* Written request *
Scan each line of the records for the word "this" and extract the ones that have it.

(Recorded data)
____

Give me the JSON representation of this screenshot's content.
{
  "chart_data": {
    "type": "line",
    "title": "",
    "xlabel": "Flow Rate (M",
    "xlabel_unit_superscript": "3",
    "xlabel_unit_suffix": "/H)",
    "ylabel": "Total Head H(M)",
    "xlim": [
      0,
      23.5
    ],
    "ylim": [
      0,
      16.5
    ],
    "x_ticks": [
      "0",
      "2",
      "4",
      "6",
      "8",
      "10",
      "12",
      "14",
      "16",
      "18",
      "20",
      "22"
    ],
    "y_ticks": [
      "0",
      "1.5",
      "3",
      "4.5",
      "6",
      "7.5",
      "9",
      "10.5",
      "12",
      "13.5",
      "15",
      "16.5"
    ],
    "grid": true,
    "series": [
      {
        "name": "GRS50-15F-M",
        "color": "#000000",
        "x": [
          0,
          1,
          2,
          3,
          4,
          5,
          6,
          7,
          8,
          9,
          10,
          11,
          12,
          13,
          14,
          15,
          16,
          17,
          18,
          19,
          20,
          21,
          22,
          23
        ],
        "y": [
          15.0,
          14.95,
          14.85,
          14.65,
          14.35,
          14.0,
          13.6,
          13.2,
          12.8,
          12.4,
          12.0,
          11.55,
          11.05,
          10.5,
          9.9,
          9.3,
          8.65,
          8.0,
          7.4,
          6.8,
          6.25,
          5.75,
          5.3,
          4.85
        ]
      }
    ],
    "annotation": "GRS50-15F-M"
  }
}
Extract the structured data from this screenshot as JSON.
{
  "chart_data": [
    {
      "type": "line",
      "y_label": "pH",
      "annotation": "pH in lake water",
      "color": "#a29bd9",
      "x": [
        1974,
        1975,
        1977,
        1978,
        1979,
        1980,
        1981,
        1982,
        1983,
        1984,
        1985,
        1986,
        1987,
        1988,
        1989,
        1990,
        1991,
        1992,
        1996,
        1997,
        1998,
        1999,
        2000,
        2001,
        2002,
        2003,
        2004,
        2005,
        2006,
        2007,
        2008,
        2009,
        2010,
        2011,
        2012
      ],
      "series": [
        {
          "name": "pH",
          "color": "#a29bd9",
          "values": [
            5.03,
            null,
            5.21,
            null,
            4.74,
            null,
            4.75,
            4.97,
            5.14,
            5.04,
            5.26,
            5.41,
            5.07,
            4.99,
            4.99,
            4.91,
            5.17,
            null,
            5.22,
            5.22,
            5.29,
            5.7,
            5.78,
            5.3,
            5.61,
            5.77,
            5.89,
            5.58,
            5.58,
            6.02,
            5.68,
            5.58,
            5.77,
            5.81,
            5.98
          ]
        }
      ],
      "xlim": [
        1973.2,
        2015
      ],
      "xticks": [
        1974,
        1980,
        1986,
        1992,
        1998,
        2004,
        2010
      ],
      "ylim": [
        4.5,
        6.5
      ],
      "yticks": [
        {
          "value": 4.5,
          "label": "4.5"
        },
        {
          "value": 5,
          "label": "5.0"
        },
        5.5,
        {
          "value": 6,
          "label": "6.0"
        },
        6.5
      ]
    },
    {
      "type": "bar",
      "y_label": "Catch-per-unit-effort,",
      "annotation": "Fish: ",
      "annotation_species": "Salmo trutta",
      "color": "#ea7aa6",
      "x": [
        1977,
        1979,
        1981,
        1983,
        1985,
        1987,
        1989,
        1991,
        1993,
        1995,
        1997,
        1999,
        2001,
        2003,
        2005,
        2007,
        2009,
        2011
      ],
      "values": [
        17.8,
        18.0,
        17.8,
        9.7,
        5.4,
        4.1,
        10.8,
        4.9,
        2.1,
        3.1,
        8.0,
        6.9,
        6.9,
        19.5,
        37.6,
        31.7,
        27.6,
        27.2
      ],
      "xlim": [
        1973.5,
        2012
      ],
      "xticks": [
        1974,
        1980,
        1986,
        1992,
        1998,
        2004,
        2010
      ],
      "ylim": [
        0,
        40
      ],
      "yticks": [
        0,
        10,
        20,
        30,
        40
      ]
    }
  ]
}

____

* Result *
Give me the JSON representation of this screenshot's content.
Extract the structured data from this screenshot as JSON.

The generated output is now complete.